◆ Task requirements:
• A. In the passage on Agile methods and group creativity, substitute "graduate" for "doctoral" and reproduce the text starting with "The Group Coherence" and going on through "(GCCI, 2007, p142.)".
• B. Answer these questions about the passage on Agile methods and group creativity, one answer per line:
(i) How many attenuators and how many amplifiers of group creative activity does the post say it will discuss?
(ii) What is the full name of the group abbreviated as GCCI?
(iii) Which three individuals are named as examples of individual creative achievement?
• C. Write what comes next in the passage on Agile methods and group creativity, beginning after its final sentence.

◆ Excerpt provided:
--- Start ---

Creative achievement is typically associated with individual effort. Think of Newton, Edison, or Leonardo Da Vinci. Until not very long ago, creativity and design were the focus of a few, while the work of the masses was broken down into repeatable steps. Creativity was perceived to undermine the result of mass-production.
Today, the work depends on the design and creative skills of the knowledge workers that perform it. In this post, we explore the different ways in which Agile methods foster individual creativity and allow for something far less commonly acknowledged: group creativity. We discuss four attenuators and five amplifiers of group creative activity.
Sutherland, 2007 , p12
"[Scrum's] focus on building communities of stakeholders, encouraging a better life for developers, and delivering extreme business value to customers can release creativity and team spirit in practitioners and make the world a better place to live and work."
Individual and Group Creativity
Common definitions of creativity involve generating new ideas from a mixture of existing ones and some magic which can take many forms including inspiration, insight, serendipity or genius to name a few.
The Group Coherence Cooperative Inquiry (GCCI), Joanna's doctoral research group, identified Relationship between Individual and Shared Creativity as one of five key ingredients of Group Coherence . They defined creativity as "the ability to accept change and remain in constant relationship with it, to respond inventively to situations beyond former concepts to result in new ways of being." (GCCI, 2007, p142.)

--- End ---

◆ Source excerpt:
--- Start ---

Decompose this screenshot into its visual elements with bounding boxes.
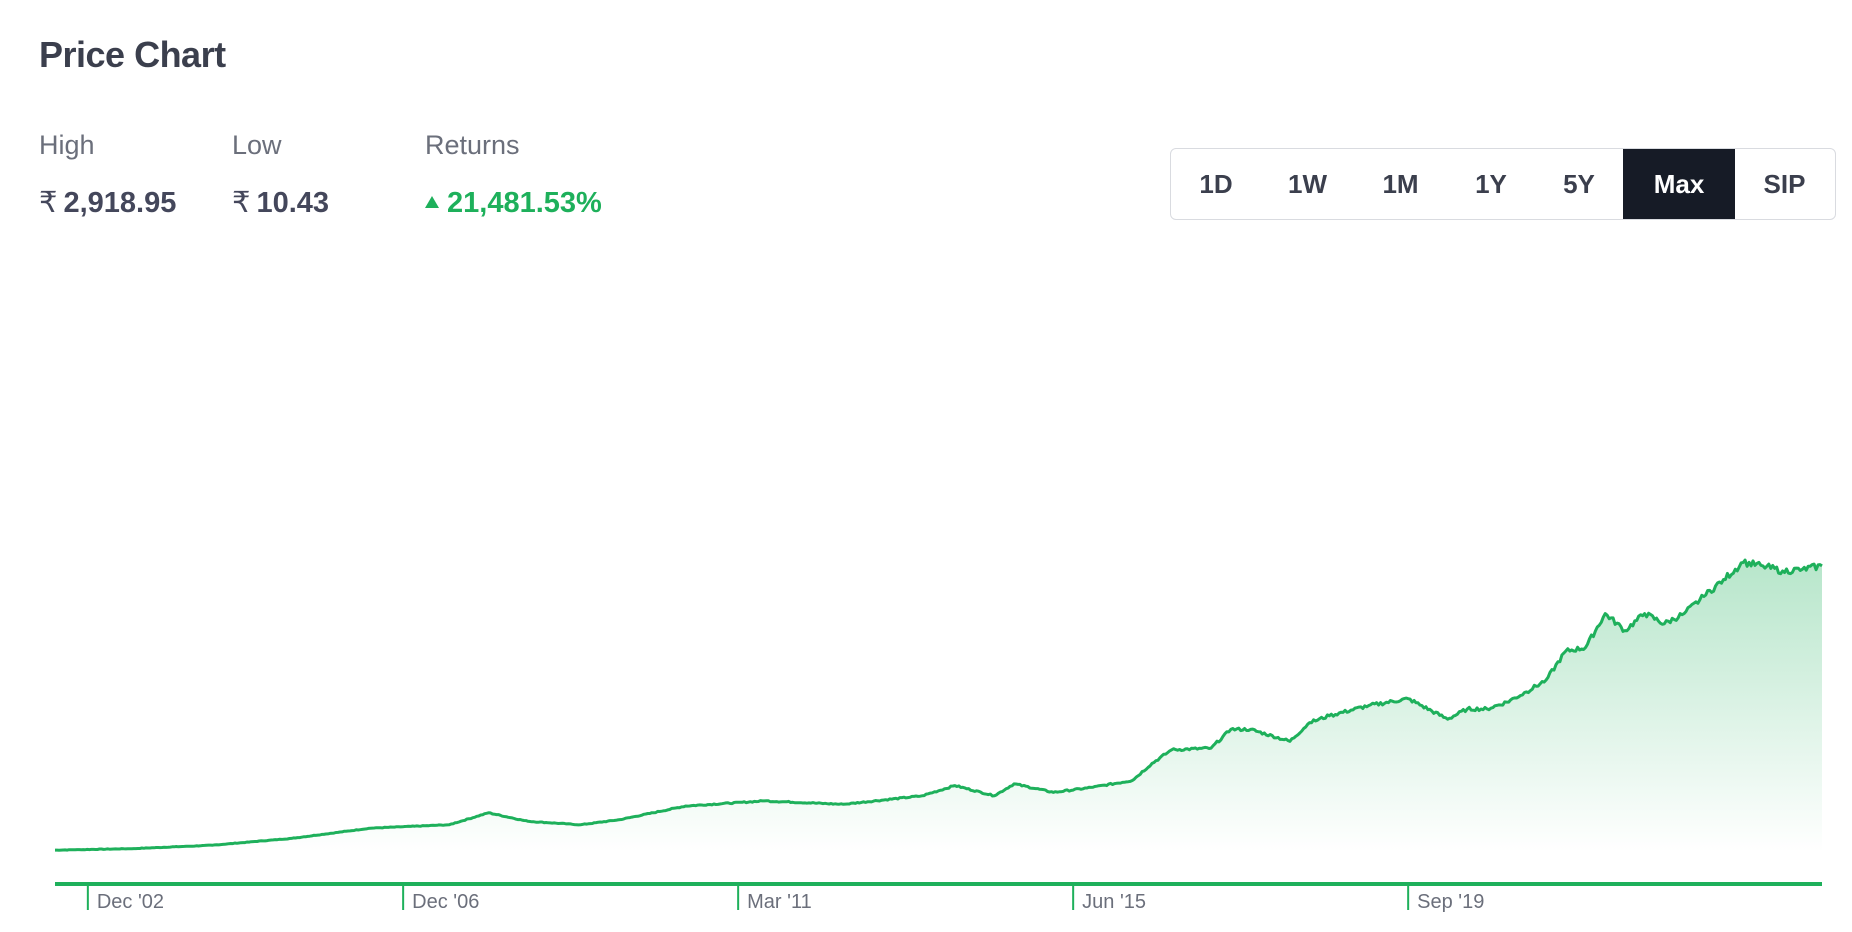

--- End ---

◆ Answers for the tasks:
• A.
The Group Coherence Cooperative Inquiry (GCCI), Joanna's graduate research group, identified Relationship between Individual and Shared Creativity as one of five key ingredients of Group Coherence . They defined creativity as "the ability to accept change and remain in constant relationship with it, to respond inventively to situations beyond former concepts to result in new ways of being." (GCCI, 2007, p142.)

• B.
(i) Four attenuators and five amplifiers.
(ii) The Group Coherence Cooperative Inquiry.
(iii) Newton, Edison, and Leonardo Da Vinci.

• C.
The GCCI agreed that group creativity involves the same process as individual creativity. In groups, the resources of each participant are potentially available. This relies on individuals offering their own creativity to the group.
"In coherent groups the interplay between individual creativity and group creativity allows the group to create together, using each member's creativity within the context of the entire group's goals." (GCCI, 2007 p144.)
Organizational Attenuators of Creativity
We would like to draw attention to four specific influences that block both group and individual creativity:
1. Specialization "blinders".
"Creativity [is] the process of having original ideas that have value, [and] more often than not comes about through the interaction of different disciplinary ways of seeing things."
In contrast, our formal training and education emphasize individual achievement and rewards. We learn to specialize in few or perhaps just one discipline, excluding anything that we perceive as "not our path." Specialization "blinders" can limit creative input by individuals and constrain the universe of problems they can perceive.
This is further extended in a workplace where teams and departments work as silos and success is defined in terms of their function or discipline. Such teams optimize for avoiding blame and don't perceive the contribution of other groups to the organizational goals (see Group Coherence for Project teams - Common Purpose ). These are team specialization "blinders" that prevent participation in a group creative process involving disciplines that we are told are "not our job".
Micromanagers feel as if they are maximizing productivity by attempting to control group activities and time . Decisions are limited to their personal creative input and the team's interdisciplinary knowledge is ignored. Such a management style conditions the team to do only exactly as they are instructed and discard their own group creative process as "not our orders".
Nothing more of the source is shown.